◆ What needs to be done
Transcribe the records below exactly as they appear, omitting any pictures.

--- Start ---

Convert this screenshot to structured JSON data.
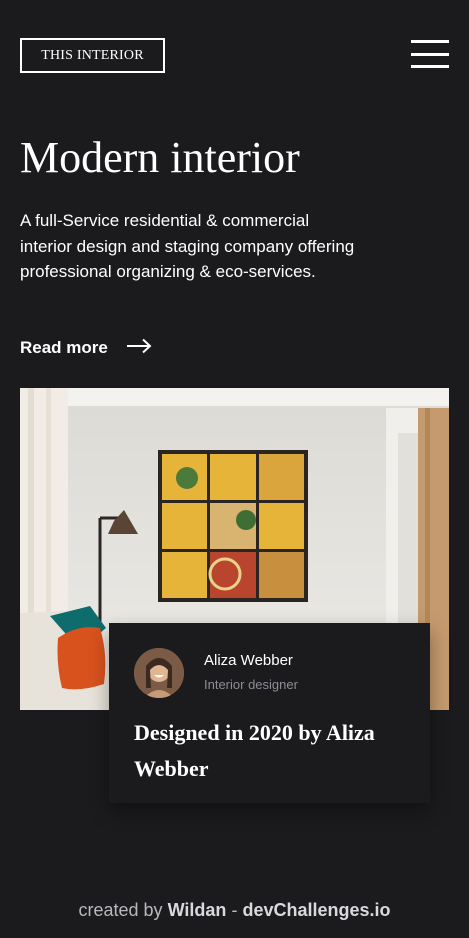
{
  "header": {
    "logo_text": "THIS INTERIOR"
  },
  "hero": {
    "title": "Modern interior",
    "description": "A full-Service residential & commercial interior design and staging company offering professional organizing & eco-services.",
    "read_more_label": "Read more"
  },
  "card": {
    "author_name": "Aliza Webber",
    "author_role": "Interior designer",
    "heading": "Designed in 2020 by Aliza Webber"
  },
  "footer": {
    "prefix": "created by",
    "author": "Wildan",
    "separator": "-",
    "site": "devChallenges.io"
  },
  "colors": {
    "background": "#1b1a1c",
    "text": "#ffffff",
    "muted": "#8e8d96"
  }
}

--- End ---

◆ Response below
Convert this screenshot to structured JSON data.
{
  "header": {
    "logo_text": "THIS INTERIOR"
  },
  "hero": {
    "title": "Modern interior",
    "description": "A full-Service residential & commercial interior design and staging company offering professional organizing & eco-services.",
    "read_more_label": "Read more"
  },
  "card": {
    "author_name": "Aliza Webber",
    "author_role": "Interior designer",
    "heading": "Designed in 2020 by Aliza Webber"
  },
  "footer": {
    "prefix": "created by",
    "author": "Wildan",
    "separator": "-",
    "site": "devChallenges.io"
  },
  "colors": {
    "background": "#1b1a1c",
    "text": "#ffffff",
    "muted": "#8e8d96"
  }
}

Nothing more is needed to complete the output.